REQUEST> Switch every "cell-importe" in the material below to "cell-amount". Give all the lines again with nothing else changed.

RECORDS FOR THE EXERCISE>
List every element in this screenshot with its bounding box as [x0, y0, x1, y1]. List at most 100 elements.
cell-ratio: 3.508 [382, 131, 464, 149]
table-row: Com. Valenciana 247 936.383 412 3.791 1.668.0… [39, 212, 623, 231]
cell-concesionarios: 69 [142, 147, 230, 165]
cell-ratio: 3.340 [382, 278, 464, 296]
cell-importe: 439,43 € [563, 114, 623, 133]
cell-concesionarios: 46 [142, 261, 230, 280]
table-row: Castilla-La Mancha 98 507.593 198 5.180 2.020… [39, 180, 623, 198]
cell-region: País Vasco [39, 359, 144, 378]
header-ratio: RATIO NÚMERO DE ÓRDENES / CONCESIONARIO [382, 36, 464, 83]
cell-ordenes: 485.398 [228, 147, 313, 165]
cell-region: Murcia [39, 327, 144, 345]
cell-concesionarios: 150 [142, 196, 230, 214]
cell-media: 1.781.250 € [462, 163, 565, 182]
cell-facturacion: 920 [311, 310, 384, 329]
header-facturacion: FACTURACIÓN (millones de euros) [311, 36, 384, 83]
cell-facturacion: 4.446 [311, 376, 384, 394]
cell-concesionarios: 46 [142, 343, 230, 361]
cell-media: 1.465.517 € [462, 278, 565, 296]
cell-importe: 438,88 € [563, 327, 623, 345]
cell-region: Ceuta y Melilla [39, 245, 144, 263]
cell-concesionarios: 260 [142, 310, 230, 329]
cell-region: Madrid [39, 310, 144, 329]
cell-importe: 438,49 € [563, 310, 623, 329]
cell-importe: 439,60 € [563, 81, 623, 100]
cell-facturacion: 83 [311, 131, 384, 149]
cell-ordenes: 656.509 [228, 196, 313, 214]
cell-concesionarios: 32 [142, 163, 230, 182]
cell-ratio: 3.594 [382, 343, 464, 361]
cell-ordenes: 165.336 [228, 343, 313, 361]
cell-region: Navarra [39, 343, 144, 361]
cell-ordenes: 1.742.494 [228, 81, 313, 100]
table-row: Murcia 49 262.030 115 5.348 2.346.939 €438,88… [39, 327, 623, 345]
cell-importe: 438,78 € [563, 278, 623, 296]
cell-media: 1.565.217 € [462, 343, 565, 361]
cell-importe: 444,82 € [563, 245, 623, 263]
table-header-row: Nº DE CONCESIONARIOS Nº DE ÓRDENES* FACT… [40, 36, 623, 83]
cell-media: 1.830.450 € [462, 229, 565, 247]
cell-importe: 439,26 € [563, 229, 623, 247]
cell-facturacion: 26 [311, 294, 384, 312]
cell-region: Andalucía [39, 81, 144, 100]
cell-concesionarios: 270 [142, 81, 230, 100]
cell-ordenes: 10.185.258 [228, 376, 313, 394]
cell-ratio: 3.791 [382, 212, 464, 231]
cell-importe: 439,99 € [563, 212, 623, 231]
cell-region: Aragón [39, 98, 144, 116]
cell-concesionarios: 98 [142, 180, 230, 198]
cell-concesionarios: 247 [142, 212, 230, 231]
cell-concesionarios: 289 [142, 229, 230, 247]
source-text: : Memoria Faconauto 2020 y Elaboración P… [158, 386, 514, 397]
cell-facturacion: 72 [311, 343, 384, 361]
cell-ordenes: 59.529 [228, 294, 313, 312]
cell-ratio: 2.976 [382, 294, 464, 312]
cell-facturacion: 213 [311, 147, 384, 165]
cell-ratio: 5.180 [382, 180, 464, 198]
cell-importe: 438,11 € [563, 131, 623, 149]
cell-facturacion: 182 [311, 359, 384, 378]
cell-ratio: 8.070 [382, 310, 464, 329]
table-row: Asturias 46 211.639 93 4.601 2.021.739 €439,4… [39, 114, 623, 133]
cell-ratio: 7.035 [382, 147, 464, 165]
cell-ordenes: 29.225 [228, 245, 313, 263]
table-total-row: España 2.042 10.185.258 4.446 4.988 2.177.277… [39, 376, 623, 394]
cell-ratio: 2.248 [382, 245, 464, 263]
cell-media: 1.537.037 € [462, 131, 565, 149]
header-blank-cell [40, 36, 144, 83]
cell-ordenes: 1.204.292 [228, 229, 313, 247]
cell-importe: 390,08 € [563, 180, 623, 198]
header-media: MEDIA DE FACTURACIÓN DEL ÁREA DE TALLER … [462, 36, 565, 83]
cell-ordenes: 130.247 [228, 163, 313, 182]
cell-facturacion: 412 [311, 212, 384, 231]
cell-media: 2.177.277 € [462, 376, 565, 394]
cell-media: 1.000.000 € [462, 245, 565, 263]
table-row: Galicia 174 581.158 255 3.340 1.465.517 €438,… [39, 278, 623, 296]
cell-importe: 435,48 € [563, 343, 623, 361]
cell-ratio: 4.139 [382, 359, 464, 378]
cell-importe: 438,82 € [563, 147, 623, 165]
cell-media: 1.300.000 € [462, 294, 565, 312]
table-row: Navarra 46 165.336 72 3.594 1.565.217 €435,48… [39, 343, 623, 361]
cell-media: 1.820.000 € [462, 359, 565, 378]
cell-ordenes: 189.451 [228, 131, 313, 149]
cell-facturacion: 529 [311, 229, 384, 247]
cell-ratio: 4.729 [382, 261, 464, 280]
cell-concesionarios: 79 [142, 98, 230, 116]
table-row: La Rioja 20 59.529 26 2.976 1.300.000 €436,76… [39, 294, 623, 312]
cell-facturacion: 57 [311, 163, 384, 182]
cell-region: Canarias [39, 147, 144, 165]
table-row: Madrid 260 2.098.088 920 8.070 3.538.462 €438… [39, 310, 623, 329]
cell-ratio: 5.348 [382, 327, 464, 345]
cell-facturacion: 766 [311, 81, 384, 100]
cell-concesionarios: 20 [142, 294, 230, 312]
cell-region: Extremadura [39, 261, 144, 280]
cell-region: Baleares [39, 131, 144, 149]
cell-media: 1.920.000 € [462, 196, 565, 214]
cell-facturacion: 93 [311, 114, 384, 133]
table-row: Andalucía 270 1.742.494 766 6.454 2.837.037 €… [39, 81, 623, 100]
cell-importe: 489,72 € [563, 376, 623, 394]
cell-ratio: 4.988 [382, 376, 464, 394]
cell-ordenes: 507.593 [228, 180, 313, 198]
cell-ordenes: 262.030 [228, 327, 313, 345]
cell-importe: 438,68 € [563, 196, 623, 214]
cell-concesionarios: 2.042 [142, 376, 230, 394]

THE OUTPUT>
List every element in this screenshot with its bounding box as [x0, y0, x1, y1]. List at most 100 elements.
cell-ratio: 3.508 [382, 131, 464, 149]
table-row: Com. Valenciana 247 936.383 412 3.791 1.668.0… [39, 212, 623, 231]
cell-concesionarios: 69 [142, 147, 230, 165]
cell-ratio: 3.340 [382, 278, 464, 296]
cell-amount: 439,43 € [563, 114, 623, 133]
cell-concesionarios: 46 [142, 261, 230, 280]
table-row: Castilla-La Mancha 98 507.593 198 5.180 2.020… [39, 180, 623, 198]
cell-region: País Vasco [39, 359, 144, 378]
header-ratio: RATIO NÚMERO DE ÓRDENES / CONCESIONARIO [382, 36, 464, 83]
cell-ordenes: 485.398 [228, 147, 313, 165]
cell-region: Murcia [39, 327, 144, 345]
cell-concesionarios: 150 [142, 196, 230, 214]
cell-media: 1.781.250 € [462, 163, 565, 182]
cell-facturacion: 920 [311, 310, 384, 329]
header-facturacion: FACTURACIÓN (millones de euros) [311, 36, 384, 83]
cell-facturacion: 4.446 [311, 376, 384, 394]
cell-concesionarios: 46 [142, 343, 230, 361]
cell-media: 1.465.517 € [462, 278, 565, 296]
cell-amount: 438,88 € [563, 327, 623, 345]
cell-region: Ceuta y Melilla [39, 245, 144, 263]
cell-concesionarios: 260 [142, 310, 230, 329]
cell-region: Madrid [39, 310, 144, 329]
cell-amount: 438,49 € [563, 310, 623, 329]
cell-amount: 439,60 € [563, 81, 623, 100]
cell-facturacion: 83 [311, 131, 384, 149]
cell-ordenes: 656.509 [228, 196, 313, 214]
cell-concesionarios: 32 [142, 163, 230, 182]
cell-ratio: 3.594 [382, 343, 464, 361]
cell-ordenes: 165.336 [228, 343, 313, 361]
cell-region: Navarra [39, 343, 144, 361]
cell-ordenes: 1.742.494 [228, 81, 313, 100]
table-row: Murcia 49 262.030 115 5.348 2.346.939 €438,88… [39, 327, 623, 345]
cell-amount: 438,78 € [563, 278, 623, 296]
cell-media: 1.565.217 € [462, 343, 565, 361]
cell-amount: 444,82 € [563, 245, 623, 263]
table-header-row: Nº DE CONCESIONARIOS Nº DE ÓRDENES* FACT… [40, 36, 623, 83]
cell-media: 1.830.450 € [462, 229, 565, 247]
cell-amount: 439,26 € [563, 229, 623, 247]
cell-facturacion: 26 [311, 294, 384, 312]
cell-region: Andalucía [39, 81, 144, 100]
cell-concesionarios: 270 [142, 81, 230, 100]
cell-ordenes: 10.185.258 [228, 376, 313, 394]
cell-ratio: 3.791 [382, 212, 464, 231]
cell-amount: 439,99 € [563, 212, 623, 231]
cell-region: Aragón [39, 98, 144, 116]
cell-concesionarios: 98 [142, 180, 230, 198]
cell-concesionarios: 247 [142, 212, 230, 231]
cell-concesionarios: 289 [142, 229, 230, 247]
source-text: : Memoria Faconauto 2020 y Elaboración P… [158, 386, 514, 397]
cell-facturacion: 72 [311, 343, 384, 361]
cell-ordenes: 59.529 [228, 294, 313, 312]
cell-ratio: 2.976 [382, 294, 464, 312]
cell-facturacion: 213 [311, 147, 384, 165]
cell-ratio: 5.180 [382, 180, 464, 198]
cell-amount: 438,11 € [563, 131, 623, 149]
cell-facturacion: 182 [311, 359, 384, 378]
cell-ratio: 8.070 [382, 310, 464, 329]
table-row: Asturias 46 211.639 93 4.601 2.021.739 €439,4… [39, 114, 623, 133]
cell-ratio: 7.035 [382, 147, 464, 165]
cell-ordenes: 29.225 [228, 245, 313, 263]
table-total-row: España 2.042 10.185.258 4.446 4.988 2.177.277… [39, 376, 623, 394]
cell-ratio: 2.248 [382, 245, 464, 263]
cell-media: 1.537.037 € [462, 131, 565, 149]
header-blank-cell [40, 36, 144, 83]
cell-ordenes: 1.204.292 [228, 229, 313, 247]
cell-amount: 390,08 € [563, 180, 623, 198]
header-media: MEDIA DE FACTURACIÓN DEL ÁREA DE TALLER … [462, 36, 565, 83]
cell-ordenes: 130.247 [228, 163, 313, 182]
cell-facturacion: 412 [311, 212, 384, 231]
cell-media: 2.177.277 € [462, 376, 565, 394]
cell-media: 1.000.000 € [462, 245, 565, 263]
table-row: Galicia 174 581.158 255 3.340 1.465.517 €438,… [39, 278, 623, 296]
cell-amount: 435,48 € [563, 343, 623, 361]
cell-ratio: 4.139 [382, 359, 464, 378]
cell-amount: 438,82 € [563, 147, 623, 165]
cell-media: 1.300.000 € [462, 294, 565, 312]
table-row: Navarra 46 165.336 72 3.594 1.565.217 €435,48… [39, 343, 623, 361]
cell-media: 1.820.000 € [462, 359, 565, 378]
cell-ordenes: 189.451 [228, 131, 313, 149]
cell-facturacion: 529 [311, 229, 384, 247]
cell-ratio: 4.729 [382, 261, 464, 280]
cell-concesionarios: 79 [142, 98, 230, 116]
table-row: La Rioja 20 59.529 26 2.976 1.300.000 €436,76… [39, 294, 623, 312]
cell-facturacion: 57 [311, 163, 384, 182]
cell-region: Canarias [39, 147, 144, 165]
table-row: Madrid 260 2.098.088 920 8.070 3.538.462 €438… [39, 310, 623, 329]
cell-ratio: 5.348 [382, 327, 464, 345]
cell-facturacion: 766 [311, 81, 384, 100]
cell-concesionarios: 20 [142, 294, 230, 312]
cell-region: Extremadura [39, 261, 144, 280]
cell-region: Baleares [39, 131, 144, 149]
cell-media: 1.920.000 € [462, 196, 565, 214]
cell-facturacion: 93 [311, 114, 384, 133]
table-row: Andalucía 270 1.742.494 766 6.454 2.837.037 €… [39, 81, 623, 100]
cell-amount: 489,72 € [563, 376, 623, 394]
cell-ratio: 4.988 [382, 376, 464, 394]
cell-ordenes: 507.593 [228, 180, 313, 198]
cell-ordenes: 262.030 [228, 327, 313, 345]
cell-amount: 438,68 € [563, 196, 623, 214]
cell-concesionarios: 2.042 [142, 376, 230, 394]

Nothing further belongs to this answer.